_Texte proposé_.
Après des mois à tourner autour, j’entame Under the volcano et n’y trouve pas ce que je pensais. Extrême lenteur, les paragraphes titubent, plongés dans une torpeur que rien n’annule. Le Consul délire, Yvonne pleure sur son cheval — les personnages sont présents sans qu’on sache jamais trop pourquoi. C’est donc ça qu’on trouve sous un volcan, non le feu et la fureur, mais le moite ou le guingois ?


Vu L’Alibi, le documentaire sur H. Poignant – et poignant d’abord parce que lui, H., est simple. À l’image, devant la caméra, H. est simple, simple devant la brutalité de cette existence de laquelle il s’est extirpé avec des mots simples, avec ses yeux d’enfant éternel. Dire que ce type-là, mon collègue, avec qui je blague simplement tous les jours, dire que ce type-là c’est ça, un Maya, qu’il vient de là, qu’il sait tout ça, et qu’il a éprouvé, vécu et traversé des moments qui pour moi ne sont que des mots de romancier ou de sociologue. Le documentaire est sous-titré : transclasse. Lorsque ce mot est prononcé de manière affectée par des Français, je le trouve grotesque. Lorsque c’est H. qui l’explique simplement, c’est beau et terrible à pleurer.

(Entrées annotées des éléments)
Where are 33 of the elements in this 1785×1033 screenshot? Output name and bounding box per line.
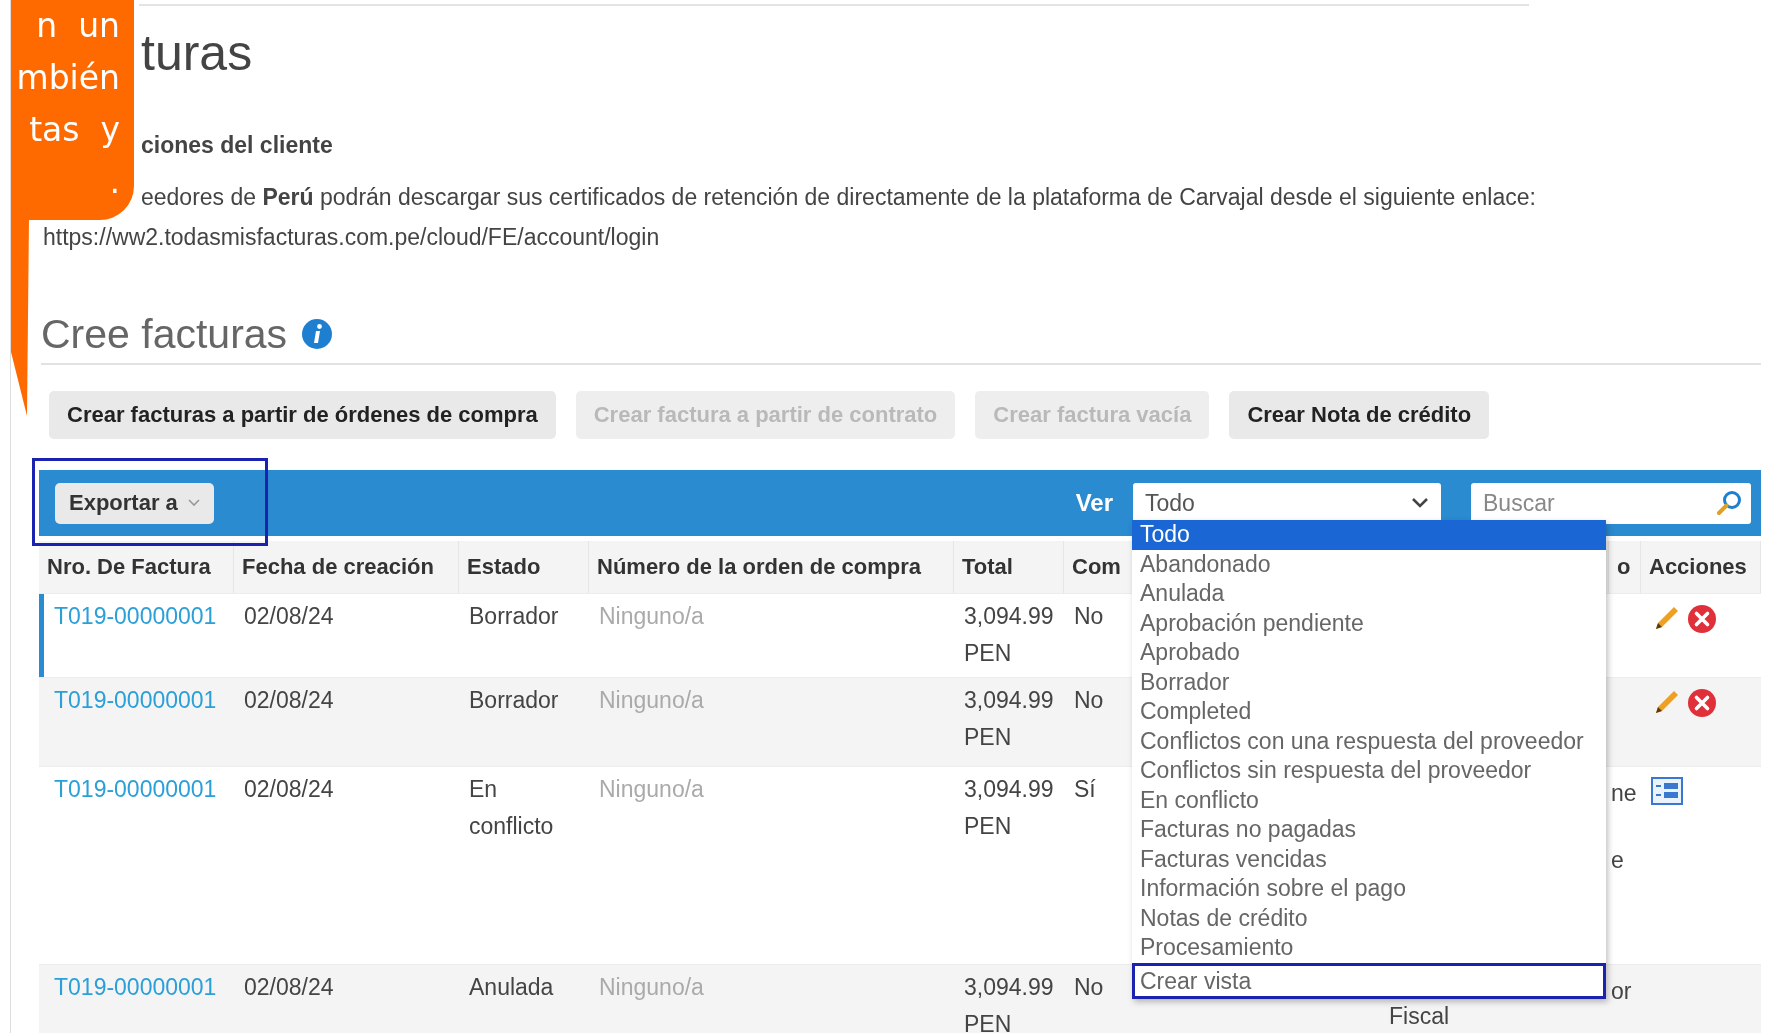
callout-text: . [108, 161, 120, 203]
table-cell: 02/08/24 [244, 974, 334, 1000]
table-cell: Borrador [469, 603, 559, 629]
table-cell: e [1611, 847, 1624, 873]
notice-heading: ciones del cliente [141, 131, 334, 160]
table-cell: 02/08/24 [244, 603, 334, 629]
table-cell: No [1074, 603, 1104, 629]
table-cell: 3,094.99 PEN [964, 974, 1054, 1033]
table-cell: No [1074, 687, 1104, 713]
table-cell: Ninguno/a [599, 687, 704, 713]
table-cell: 3,094.99 PEN [964, 603, 1054, 666]
table-cell: Anulada [469, 974, 554, 1000]
callout-text: mbién [15, 57, 120, 99]
table-cell: Ninguno/a [599, 603, 704, 629]
table-cell: En conflicto [469, 776, 554, 839]
notice-text: eedores de Perú podrán descargar sus certificados de retención de directamente de la plataforma de Carvajal desde el siguiente enlace: [141, 183, 1537, 212]
table-cell: Sí [1074, 776, 1096, 802]
table-cell: No [1074, 974, 1104, 1000]
page-title: turas [141, 24, 254, 83]
table-cell: 3,094.99 PEN [964, 687, 1054, 750]
view-label: Ver [1075, 489, 1113, 517]
table-cell: 3,094.99 PEN [964, 776, 1054, 839]
table-cell: Fiscal [1389, 1003, 1450, 1029]
table-cell: Ninguno/a [599, 776, 704, 802]
table-cell: Ninguno/a [599, 974, 704, 1000]
table-cell: ne [1611, 780, 1637, 806]
callout-text: n un [35, 5, 120, 47]
table-cell: Borrador [469, 687, 559, 713]
callout-text: tas y [28, 109, 120, 151]
table-cell: 02/08/24 [244, 776, 334, 802]
table-cell: 02/08/24 [244, 687, 334, 713]
section-title: Cree facturas [41, 310, 288, 359]
table-cell: or [1611, 978, 1632, 1004]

_Exercice A_.
Dans le texte proposé, quel sous-titre porte le documentaire L'Alibi ?
_Exercice B_.
Reprenez le passage du texte proposé qui débute par « Vu L’Alibi, le » et s'achève sur « terrible à pleurer. », en substituant « film » à « documentaire ».
Les données n'ont aucun lien avec le texte proposé.

_Corrigé A_.
Transclasse.

_Corrigé B_.
Vu L’Alibi, le film sur H. Poignant – et poignant d’abord parce que lui, H., est simple. À l’image, devant la caméra, H. est simple, simple devant la brutalité de cette existence de laquelle il s’est extirpé avec des mots simples, avec ses yeux d’enfant éternel. Dire que ce type-là, mon collègue, avec qui je blague simplement tous les jours, dire que ce type-là c’est ça, un Maya, qu’il vient de là, qu’il sait tout ça, et qu’il a éprouvé, vécu et traversé des moments qui pour moi ne sont que des mots de romancier ou de sociologue. Le film est sous-titré : transclasse. Lorsque ce mot est prononcé de manière affectée par des Français, je le trouve grotesque. Lorsque c’est H. qui l’explique simplement, c’est beau et terrible à pleurer.